==== PROVIDED DATA ====

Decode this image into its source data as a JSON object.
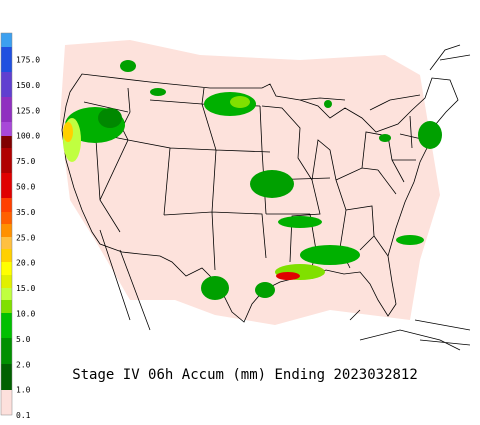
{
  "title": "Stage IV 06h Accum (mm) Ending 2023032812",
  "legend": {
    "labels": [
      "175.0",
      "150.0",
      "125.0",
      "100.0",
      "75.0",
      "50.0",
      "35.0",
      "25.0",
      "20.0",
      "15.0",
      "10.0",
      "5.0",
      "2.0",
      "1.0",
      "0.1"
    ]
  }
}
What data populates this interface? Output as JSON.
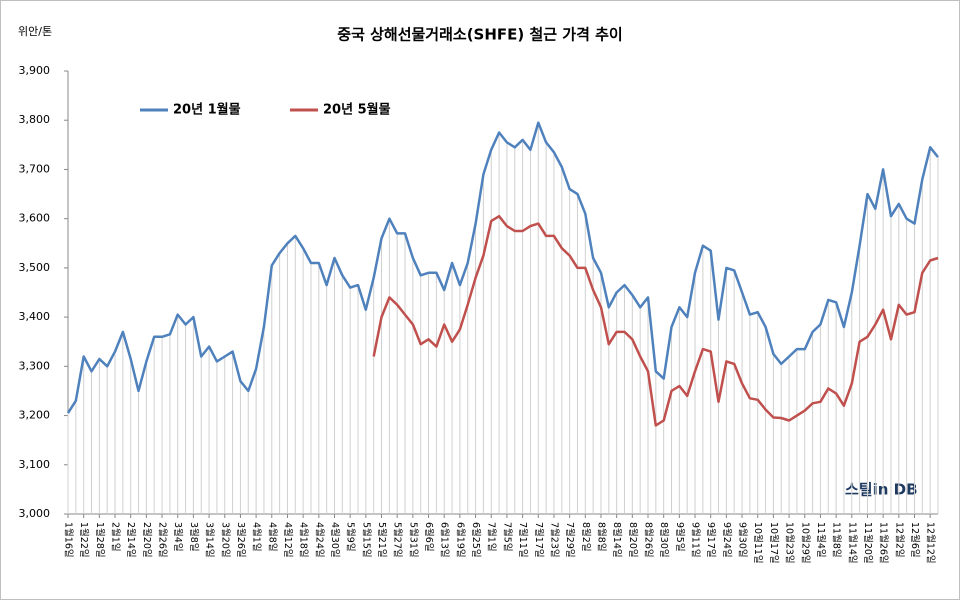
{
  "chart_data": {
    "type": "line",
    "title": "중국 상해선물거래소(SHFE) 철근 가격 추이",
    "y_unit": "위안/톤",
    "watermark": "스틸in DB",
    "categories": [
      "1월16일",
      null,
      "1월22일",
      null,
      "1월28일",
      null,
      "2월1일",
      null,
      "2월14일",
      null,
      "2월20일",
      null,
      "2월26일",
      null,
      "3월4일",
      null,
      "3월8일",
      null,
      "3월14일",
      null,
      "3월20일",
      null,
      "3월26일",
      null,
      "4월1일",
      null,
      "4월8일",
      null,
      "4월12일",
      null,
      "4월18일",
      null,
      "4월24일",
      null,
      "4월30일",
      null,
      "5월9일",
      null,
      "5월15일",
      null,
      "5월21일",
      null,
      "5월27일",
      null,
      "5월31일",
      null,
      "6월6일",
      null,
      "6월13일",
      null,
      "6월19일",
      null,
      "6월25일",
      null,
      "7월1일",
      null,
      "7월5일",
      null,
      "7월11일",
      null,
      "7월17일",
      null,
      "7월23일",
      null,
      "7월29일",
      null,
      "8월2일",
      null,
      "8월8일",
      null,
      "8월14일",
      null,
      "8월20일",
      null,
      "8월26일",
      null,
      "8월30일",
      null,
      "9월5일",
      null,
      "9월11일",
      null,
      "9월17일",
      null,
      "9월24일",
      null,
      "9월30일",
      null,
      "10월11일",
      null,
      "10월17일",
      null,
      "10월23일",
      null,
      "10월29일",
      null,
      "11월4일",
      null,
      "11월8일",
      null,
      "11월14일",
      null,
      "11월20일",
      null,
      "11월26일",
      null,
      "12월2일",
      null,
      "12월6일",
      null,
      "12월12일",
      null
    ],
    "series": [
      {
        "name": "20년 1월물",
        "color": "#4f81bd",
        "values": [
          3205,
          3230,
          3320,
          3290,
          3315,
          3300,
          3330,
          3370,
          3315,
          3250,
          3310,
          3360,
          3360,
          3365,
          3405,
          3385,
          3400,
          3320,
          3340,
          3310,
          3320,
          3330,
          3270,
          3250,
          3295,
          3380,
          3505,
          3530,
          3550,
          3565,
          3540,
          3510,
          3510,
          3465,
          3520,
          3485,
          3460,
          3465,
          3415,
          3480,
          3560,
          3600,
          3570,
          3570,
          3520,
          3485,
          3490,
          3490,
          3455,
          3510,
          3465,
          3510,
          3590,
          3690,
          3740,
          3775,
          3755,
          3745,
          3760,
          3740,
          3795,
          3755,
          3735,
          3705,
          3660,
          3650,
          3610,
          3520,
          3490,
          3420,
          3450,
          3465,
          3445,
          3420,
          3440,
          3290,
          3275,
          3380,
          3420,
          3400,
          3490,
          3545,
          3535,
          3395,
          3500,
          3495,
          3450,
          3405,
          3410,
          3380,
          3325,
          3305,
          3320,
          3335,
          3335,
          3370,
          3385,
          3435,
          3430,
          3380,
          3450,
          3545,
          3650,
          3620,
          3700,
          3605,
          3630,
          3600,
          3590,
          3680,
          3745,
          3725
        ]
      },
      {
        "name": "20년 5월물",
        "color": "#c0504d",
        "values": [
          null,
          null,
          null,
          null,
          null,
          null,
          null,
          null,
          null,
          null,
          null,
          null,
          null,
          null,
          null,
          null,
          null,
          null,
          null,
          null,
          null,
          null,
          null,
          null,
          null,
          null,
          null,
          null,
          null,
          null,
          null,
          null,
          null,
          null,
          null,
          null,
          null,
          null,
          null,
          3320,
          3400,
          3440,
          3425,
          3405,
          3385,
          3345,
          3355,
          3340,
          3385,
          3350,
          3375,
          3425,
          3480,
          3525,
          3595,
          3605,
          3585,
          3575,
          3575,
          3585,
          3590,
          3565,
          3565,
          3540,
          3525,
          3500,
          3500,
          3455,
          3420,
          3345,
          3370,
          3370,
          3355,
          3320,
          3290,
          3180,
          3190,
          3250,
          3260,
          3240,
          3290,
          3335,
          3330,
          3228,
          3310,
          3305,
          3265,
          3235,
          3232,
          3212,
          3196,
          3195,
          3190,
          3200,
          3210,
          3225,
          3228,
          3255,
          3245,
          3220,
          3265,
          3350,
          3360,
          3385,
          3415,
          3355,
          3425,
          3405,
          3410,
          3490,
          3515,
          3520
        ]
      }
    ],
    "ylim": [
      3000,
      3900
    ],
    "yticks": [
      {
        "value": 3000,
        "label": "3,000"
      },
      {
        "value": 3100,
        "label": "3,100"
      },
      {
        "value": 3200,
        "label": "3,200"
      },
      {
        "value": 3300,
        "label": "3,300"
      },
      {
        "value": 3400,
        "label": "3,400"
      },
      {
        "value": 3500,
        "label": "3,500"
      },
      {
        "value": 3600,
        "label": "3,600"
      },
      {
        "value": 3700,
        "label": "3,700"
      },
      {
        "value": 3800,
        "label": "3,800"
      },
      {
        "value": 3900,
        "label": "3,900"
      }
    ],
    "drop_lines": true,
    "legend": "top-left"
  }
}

====
==== PROVIDED DATA ====

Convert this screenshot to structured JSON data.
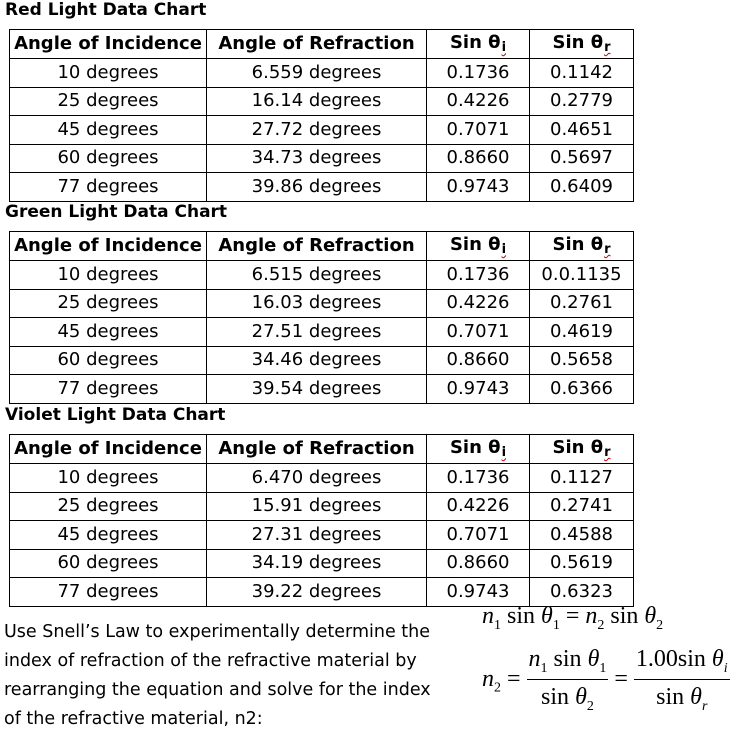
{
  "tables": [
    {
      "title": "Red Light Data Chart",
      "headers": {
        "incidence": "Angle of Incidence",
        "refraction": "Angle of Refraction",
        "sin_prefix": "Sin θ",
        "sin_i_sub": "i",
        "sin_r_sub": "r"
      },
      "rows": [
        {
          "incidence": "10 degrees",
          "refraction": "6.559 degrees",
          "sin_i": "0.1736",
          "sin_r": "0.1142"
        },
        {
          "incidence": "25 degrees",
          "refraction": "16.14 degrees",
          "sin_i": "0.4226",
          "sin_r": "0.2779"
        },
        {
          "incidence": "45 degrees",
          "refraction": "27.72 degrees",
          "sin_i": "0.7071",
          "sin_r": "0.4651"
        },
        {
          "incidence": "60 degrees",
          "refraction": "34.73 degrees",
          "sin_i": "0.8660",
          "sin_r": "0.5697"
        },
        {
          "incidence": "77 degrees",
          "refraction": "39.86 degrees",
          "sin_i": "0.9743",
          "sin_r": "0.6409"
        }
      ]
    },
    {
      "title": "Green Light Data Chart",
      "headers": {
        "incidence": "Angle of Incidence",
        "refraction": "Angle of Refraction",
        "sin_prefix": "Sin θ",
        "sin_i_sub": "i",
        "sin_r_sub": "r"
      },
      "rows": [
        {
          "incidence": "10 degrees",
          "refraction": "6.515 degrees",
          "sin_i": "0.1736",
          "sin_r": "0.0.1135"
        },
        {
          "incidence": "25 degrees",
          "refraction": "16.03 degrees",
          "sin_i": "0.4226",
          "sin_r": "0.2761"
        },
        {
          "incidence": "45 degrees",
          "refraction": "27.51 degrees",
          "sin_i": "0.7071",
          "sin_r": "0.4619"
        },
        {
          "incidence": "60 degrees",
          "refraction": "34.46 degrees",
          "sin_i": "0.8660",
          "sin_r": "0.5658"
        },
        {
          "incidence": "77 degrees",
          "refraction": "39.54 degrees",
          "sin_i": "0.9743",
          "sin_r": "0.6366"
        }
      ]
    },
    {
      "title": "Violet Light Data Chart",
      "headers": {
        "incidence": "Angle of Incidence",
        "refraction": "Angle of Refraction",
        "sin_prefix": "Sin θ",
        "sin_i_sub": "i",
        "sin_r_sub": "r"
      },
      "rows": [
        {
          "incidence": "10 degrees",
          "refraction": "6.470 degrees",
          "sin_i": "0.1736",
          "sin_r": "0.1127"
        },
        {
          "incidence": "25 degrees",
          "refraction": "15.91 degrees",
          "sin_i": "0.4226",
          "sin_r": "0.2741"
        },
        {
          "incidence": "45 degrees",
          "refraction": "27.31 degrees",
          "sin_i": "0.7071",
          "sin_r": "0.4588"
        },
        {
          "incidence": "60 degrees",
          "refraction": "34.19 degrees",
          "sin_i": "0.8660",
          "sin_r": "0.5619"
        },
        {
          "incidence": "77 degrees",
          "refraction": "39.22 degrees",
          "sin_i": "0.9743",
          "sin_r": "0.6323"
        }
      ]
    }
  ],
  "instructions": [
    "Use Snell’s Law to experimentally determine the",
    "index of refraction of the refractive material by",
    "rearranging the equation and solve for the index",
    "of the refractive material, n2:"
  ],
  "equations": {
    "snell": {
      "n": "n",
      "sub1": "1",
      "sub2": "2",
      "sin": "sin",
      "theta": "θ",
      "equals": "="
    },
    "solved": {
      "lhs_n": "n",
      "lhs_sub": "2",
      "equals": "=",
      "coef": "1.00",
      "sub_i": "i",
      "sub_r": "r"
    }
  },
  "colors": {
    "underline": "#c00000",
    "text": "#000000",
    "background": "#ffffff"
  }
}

====
==== PROVIDED DATA ====

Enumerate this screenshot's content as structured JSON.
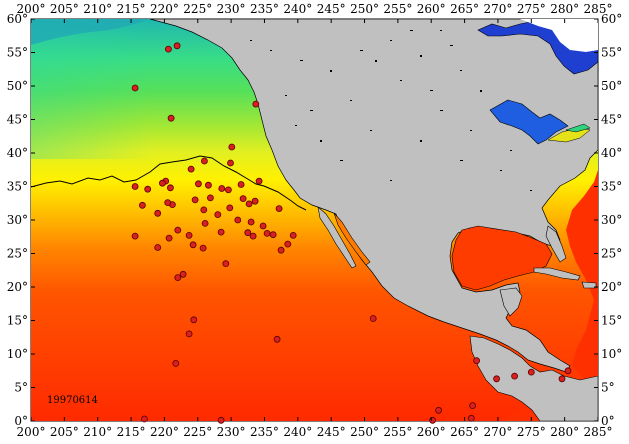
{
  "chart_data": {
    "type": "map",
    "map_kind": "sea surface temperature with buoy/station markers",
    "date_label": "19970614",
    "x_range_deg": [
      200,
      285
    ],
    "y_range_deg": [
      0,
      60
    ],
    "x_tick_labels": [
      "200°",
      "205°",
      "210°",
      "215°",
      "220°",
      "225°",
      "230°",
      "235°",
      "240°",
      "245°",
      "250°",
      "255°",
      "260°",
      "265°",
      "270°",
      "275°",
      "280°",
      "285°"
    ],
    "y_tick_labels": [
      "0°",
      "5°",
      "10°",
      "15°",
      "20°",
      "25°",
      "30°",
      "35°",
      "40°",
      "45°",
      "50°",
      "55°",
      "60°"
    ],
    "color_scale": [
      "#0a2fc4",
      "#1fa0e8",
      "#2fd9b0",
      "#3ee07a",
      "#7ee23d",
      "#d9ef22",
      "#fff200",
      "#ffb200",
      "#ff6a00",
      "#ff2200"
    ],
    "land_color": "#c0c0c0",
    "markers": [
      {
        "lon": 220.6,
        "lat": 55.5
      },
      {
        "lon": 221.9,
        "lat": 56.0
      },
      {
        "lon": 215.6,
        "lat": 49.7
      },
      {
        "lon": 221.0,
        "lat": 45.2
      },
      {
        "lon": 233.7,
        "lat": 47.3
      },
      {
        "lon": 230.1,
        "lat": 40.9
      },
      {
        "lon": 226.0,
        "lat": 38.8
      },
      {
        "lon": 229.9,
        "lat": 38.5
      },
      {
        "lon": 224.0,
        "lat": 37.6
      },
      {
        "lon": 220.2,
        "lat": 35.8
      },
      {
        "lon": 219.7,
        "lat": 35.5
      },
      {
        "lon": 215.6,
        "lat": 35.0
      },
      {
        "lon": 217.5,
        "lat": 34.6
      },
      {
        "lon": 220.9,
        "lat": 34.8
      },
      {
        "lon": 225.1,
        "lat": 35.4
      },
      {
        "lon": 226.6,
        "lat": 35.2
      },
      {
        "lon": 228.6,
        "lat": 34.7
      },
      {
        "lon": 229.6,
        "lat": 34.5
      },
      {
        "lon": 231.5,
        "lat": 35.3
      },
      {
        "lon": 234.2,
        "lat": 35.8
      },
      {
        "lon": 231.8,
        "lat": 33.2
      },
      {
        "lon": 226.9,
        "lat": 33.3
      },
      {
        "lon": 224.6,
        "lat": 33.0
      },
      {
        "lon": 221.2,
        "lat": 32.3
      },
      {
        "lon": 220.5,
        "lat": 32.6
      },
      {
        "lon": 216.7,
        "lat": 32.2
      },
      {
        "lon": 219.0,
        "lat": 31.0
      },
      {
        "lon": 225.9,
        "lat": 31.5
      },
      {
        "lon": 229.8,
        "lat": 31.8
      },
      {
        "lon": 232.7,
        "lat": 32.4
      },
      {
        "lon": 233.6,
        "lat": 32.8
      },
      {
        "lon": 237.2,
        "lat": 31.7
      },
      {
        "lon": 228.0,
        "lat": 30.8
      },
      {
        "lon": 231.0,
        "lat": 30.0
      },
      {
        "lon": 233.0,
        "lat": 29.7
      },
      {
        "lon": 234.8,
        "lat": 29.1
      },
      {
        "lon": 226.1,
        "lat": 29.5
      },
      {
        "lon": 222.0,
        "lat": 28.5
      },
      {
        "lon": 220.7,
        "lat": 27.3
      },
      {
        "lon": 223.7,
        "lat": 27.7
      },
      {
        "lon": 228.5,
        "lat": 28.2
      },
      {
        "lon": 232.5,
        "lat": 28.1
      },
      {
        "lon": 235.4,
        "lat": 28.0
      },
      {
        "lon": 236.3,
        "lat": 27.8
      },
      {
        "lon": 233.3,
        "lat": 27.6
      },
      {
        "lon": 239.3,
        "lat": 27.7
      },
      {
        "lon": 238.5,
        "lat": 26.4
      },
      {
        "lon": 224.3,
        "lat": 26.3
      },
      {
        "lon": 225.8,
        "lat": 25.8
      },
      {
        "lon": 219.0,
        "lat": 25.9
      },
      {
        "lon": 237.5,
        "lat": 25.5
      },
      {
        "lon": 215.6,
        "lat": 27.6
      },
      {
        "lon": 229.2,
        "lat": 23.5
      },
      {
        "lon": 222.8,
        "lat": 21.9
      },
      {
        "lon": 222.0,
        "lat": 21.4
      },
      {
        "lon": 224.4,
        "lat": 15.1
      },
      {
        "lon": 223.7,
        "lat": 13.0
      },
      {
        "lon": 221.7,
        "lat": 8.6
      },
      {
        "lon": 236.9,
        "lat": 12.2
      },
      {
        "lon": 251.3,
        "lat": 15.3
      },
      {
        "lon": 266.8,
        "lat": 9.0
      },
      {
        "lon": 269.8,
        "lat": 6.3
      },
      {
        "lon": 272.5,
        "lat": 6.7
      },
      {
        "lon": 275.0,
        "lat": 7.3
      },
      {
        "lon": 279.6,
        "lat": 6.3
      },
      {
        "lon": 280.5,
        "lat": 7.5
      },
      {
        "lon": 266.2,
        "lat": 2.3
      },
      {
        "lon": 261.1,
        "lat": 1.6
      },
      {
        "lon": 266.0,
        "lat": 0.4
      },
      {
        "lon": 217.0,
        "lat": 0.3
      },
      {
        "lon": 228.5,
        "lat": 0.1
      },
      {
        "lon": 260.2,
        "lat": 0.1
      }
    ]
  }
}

====

OBJECTIVE - Return from the data every line that holds "screenshot".

EXPECTED OUTPUT -
Convert this screenshot to structured JSON data.
Enumerate this screenshot's content as structured JSON.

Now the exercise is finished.